───── Recorded information
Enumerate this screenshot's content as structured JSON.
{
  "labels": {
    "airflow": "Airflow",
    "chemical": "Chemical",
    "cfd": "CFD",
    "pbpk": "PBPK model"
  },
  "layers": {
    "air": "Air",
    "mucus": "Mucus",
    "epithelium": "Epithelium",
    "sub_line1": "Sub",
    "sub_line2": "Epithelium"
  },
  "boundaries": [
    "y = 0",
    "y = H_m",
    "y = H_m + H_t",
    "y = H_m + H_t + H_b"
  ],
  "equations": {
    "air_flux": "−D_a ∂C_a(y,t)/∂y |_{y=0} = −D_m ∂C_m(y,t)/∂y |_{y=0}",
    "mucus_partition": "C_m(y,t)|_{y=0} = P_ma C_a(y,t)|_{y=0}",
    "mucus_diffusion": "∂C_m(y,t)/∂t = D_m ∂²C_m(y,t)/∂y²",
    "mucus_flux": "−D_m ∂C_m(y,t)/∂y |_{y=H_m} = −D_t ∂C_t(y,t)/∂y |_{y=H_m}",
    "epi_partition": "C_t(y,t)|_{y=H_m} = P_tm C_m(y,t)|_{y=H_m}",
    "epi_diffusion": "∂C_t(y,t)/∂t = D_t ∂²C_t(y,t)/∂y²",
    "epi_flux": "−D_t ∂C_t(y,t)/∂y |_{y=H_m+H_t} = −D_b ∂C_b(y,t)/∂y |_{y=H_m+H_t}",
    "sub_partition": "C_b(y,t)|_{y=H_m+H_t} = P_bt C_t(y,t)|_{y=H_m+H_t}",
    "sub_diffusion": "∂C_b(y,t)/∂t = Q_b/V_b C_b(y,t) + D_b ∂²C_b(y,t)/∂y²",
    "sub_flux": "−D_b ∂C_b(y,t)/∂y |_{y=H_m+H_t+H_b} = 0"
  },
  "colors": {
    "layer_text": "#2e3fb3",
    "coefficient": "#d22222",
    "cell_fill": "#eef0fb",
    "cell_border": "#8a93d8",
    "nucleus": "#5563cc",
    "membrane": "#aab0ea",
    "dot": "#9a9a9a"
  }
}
──────────
Work required
Retype all of the material, keeping each line exact.

Task response
Enumerate this screenshot's content as structured JSON.
{
  "labels": {
    "airflow": "Airflow",
    "chemical": "Chemical",
    "cfd": "CFD",
    "pbpk": "PBPK model"
  },
  "layers": {
    "air": "Air",
    "mucus": "Mucus",
    "epithelium": "Epithelium",
    "sub_line1": "Sub",
    "sub_line2": "Epithelium"
  },
  "boundaries": [
    "y = 0",
    "y = H_m",
    "y = H_m + H_t",
    "y = H_m + H_t + H_b"
  ],
  "equations": {
    "air_flux": "−D_a ∂C_a(y,t)/∂y |_{y=0} = −D_m ∂C_m(y,t)/∂y |_{y=0}",
    "mucus_partition": "C_m(y,t)|_{y=0} = P_ma C_a(y,t)|_{y=0}",
    "mucus_diffusion": "∂C_m(y,t)/∂t = D_m ∂²C_m(y,t)/∂y²",
    "mucus_flux": "−D_m ∂C_m(y,t)/∂y |_{y=H_m} = −D_t ∂C_t(y,t)/∂y |_{y=H_m}",
    "epi_partition": "C_t(y,t)|_{y=H_m} = P_tm C_m(y,t)|_{y=H_m}",
    "epi_diffusion": "∂C_t(y,t)/∂t = D_t ∂²C_t(y,t)/∂y²",
    "epi_flux": "−D_t ∂C_t(y,t)/∂y |_{y=H_m+H_t} = −D_b ∂C_b(y,t)/∂y |_{y=H_m+H_t}",
    "sub_partition": "C_b(y,t)|_{y=H_m+H_t} = P_bt C_t(y,t)|_{y=H_m+H_t}",
    "sub_diffusion": "∂C_b(y,t)/∂t = Q_b/V_b C_b(y,t) + D_b ∂²C_b(y,t)/∂y²",
    "sub_flux": "−D_b ∂C_b(y,t)/∂y |_{y=H_m+H_t+H_b} = 0"
  },
  "colors": {
    "layer_text": "#2e3fb3",
    "coefficient": "#d22222",
    "cell_fill": "#eef0fb",
    "cell_border": "#8a93d8",
    "nucleus": "#5563cc",
    "membrane": "#aab0ea",
    "dot": "#9a9a9a"
  }
}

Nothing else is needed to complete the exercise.